Set problem: Take the listing from the line containing "Output each element" through the line containing "score-bar [227, 489, 241, 690]" and rewrite those lines as a numbered list. Skip blank lines and leave out the pictures.

Exercise input:
-- BEGIN --

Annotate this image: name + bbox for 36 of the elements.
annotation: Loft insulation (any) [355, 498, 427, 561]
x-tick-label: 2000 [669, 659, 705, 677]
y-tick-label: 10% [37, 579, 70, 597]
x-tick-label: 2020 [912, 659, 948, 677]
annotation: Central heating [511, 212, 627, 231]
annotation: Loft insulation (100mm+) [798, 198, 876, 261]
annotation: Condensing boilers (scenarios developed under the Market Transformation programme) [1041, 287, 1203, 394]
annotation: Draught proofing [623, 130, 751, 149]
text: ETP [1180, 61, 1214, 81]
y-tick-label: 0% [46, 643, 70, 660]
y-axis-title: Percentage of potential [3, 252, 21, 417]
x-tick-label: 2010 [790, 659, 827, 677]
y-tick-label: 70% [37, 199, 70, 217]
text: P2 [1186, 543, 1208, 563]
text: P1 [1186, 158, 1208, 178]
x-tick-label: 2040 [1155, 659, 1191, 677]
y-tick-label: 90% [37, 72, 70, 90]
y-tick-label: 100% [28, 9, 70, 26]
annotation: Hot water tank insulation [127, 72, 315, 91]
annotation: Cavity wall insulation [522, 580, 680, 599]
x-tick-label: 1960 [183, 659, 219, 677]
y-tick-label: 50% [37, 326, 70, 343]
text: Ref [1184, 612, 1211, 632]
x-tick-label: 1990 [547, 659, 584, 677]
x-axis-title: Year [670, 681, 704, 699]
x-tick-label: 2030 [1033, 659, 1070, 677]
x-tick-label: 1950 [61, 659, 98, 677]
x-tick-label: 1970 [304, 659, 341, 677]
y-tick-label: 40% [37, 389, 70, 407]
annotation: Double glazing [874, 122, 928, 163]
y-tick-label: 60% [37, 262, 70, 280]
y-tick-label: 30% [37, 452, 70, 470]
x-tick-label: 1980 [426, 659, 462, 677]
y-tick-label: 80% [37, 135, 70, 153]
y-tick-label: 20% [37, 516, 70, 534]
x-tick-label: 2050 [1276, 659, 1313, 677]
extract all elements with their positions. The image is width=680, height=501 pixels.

-- END --
-- BEGIN --

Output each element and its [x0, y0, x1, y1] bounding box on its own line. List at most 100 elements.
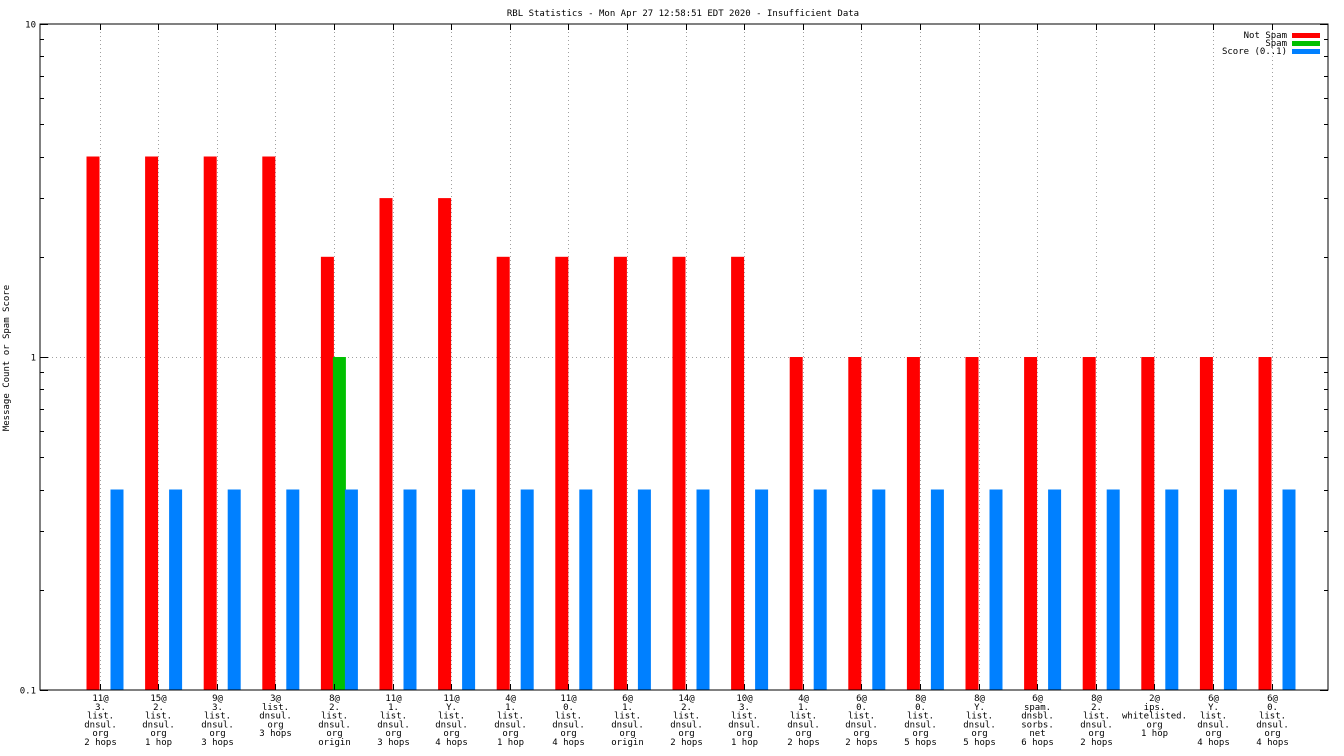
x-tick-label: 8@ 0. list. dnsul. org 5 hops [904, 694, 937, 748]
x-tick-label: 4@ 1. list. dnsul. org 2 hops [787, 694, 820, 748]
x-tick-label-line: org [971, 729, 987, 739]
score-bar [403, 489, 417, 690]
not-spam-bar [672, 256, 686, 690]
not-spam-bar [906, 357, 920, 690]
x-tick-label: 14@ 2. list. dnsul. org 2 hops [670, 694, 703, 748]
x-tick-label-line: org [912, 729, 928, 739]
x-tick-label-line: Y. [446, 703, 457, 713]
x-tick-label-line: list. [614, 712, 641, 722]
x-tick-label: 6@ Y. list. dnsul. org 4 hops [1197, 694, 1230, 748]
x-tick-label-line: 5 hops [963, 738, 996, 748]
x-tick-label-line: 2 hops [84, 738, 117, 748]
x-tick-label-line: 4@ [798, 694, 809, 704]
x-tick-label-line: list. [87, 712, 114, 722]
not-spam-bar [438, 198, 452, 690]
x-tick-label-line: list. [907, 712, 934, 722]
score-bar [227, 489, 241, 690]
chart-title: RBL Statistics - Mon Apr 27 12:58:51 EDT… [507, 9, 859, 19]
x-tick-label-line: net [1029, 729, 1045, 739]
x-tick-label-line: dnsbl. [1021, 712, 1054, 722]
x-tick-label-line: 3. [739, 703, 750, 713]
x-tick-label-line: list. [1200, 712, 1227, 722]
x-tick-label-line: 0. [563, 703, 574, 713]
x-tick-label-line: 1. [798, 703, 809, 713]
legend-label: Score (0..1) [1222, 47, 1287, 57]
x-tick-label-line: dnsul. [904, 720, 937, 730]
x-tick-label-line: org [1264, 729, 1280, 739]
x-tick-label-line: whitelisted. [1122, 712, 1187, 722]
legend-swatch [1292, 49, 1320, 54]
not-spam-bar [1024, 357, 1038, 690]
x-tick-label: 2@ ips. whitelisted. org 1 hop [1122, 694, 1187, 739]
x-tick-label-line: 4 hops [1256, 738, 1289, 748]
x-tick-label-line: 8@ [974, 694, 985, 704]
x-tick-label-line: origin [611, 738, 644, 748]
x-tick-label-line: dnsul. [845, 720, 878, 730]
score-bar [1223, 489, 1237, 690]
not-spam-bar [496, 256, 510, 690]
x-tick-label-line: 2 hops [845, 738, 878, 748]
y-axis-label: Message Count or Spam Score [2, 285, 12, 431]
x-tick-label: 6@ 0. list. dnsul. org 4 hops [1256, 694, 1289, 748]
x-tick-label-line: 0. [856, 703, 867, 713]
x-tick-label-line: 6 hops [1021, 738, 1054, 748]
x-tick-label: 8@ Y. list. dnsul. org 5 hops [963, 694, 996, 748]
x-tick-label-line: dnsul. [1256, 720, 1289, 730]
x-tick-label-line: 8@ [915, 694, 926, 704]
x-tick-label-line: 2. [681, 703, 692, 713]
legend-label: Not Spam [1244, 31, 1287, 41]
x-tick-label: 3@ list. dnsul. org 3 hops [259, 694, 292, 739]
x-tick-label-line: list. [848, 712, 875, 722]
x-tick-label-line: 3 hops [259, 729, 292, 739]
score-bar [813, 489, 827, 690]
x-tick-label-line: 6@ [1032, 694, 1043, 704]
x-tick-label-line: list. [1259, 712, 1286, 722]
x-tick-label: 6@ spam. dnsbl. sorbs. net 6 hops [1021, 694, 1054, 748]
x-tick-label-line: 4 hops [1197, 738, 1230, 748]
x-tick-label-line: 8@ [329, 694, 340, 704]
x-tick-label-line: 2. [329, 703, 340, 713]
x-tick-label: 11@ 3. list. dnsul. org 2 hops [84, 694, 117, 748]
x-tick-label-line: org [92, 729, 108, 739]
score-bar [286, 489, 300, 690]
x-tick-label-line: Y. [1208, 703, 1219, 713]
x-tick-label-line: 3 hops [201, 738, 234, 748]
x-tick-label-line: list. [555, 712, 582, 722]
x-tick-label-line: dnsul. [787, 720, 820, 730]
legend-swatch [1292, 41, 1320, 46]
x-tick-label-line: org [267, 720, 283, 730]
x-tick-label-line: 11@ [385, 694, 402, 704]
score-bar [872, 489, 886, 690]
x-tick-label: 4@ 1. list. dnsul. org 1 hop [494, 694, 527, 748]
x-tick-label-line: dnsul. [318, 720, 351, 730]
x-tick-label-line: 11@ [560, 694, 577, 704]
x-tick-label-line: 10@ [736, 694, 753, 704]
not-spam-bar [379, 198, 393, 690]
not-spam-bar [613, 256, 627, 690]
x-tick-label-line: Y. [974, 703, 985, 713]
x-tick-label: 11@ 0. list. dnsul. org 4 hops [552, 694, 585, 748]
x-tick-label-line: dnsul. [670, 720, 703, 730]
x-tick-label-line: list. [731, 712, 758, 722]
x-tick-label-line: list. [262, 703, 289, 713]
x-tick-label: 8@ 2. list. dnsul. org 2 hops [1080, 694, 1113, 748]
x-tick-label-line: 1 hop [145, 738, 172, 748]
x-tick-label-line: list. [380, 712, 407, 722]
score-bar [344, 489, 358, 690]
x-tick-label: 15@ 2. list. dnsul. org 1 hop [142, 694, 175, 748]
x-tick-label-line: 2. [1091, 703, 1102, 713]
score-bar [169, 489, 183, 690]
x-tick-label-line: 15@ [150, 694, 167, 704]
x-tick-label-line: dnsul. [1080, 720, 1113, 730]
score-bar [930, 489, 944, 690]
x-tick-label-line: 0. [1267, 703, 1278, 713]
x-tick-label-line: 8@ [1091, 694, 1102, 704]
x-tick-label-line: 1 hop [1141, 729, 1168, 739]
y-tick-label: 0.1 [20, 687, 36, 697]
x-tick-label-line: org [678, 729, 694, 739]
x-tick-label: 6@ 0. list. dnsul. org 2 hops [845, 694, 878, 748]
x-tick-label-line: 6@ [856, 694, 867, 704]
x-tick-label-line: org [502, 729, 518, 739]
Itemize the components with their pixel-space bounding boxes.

-- END --
-- BEGIN --

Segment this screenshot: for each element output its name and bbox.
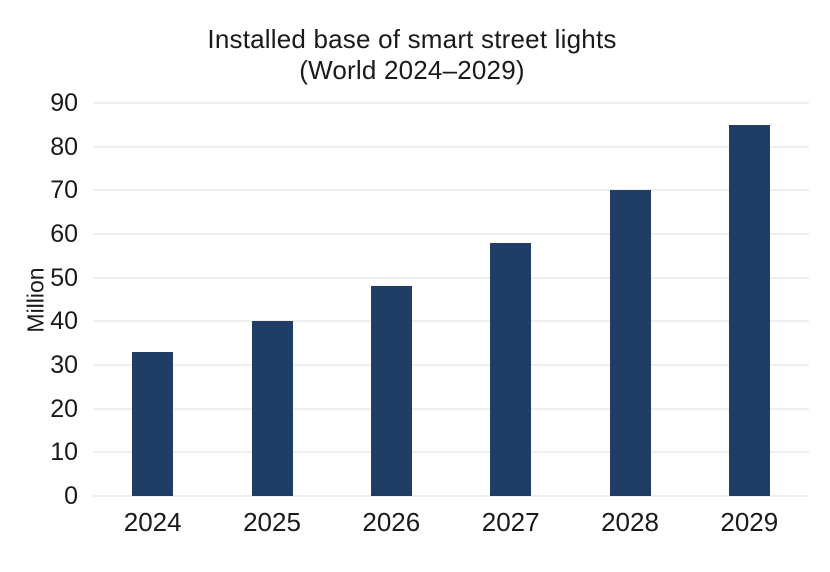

-- END --

Written answer:
1. Output each element and its [x0, y0, x1, y1] bounding box on its own line. List at most 100 elements.
2. x-tick-label: 8@ 0. list. dnsul. org 5 hops [904, 694, 937, 748]
3. x-tick-label: 4@ 1. list. dnsul. org 2 hops [787, 694, 820, 748]
4. x-tick-label-line: org [971, 729, 987, 739]
5. score-bar [403, 489, 417, 690]
6. not-spam-bar [672, 256, 686, 690]
7. not-spam-bar [906, 357, 920, 690]
8. x-tick-label: 14@ 2. list. dnsul. org 2 hops [670, 694, 703, 748]
9. x-tick-label-line: org [912, 729, 928, 739]
10. x-tick-label-line: Y. [446, 703, 457, 713]
11. x-tick-label-line: list. [614, 712, 641, 722]
12. x-tick-label: 6@ Y. list. dnsul. org 4 hops [1197, 694, 1230, 748]
13. x-tick-label-line: 5 hops [963, 738, 996, 748]
14. x-tick-label-line: 2 hops [84, 738, 117, 748]
15. x-tick-label-line: 4@ [798, 694, 809, 704]
16. x-tick-label-line: list. [87, 712, 114, 722]
17. not-spam-bar [438, 198, 452, 690]
18. x-tick-label-line: list. [907, 712, 934, 722]
19. score-bar [227, 489, 241, 690]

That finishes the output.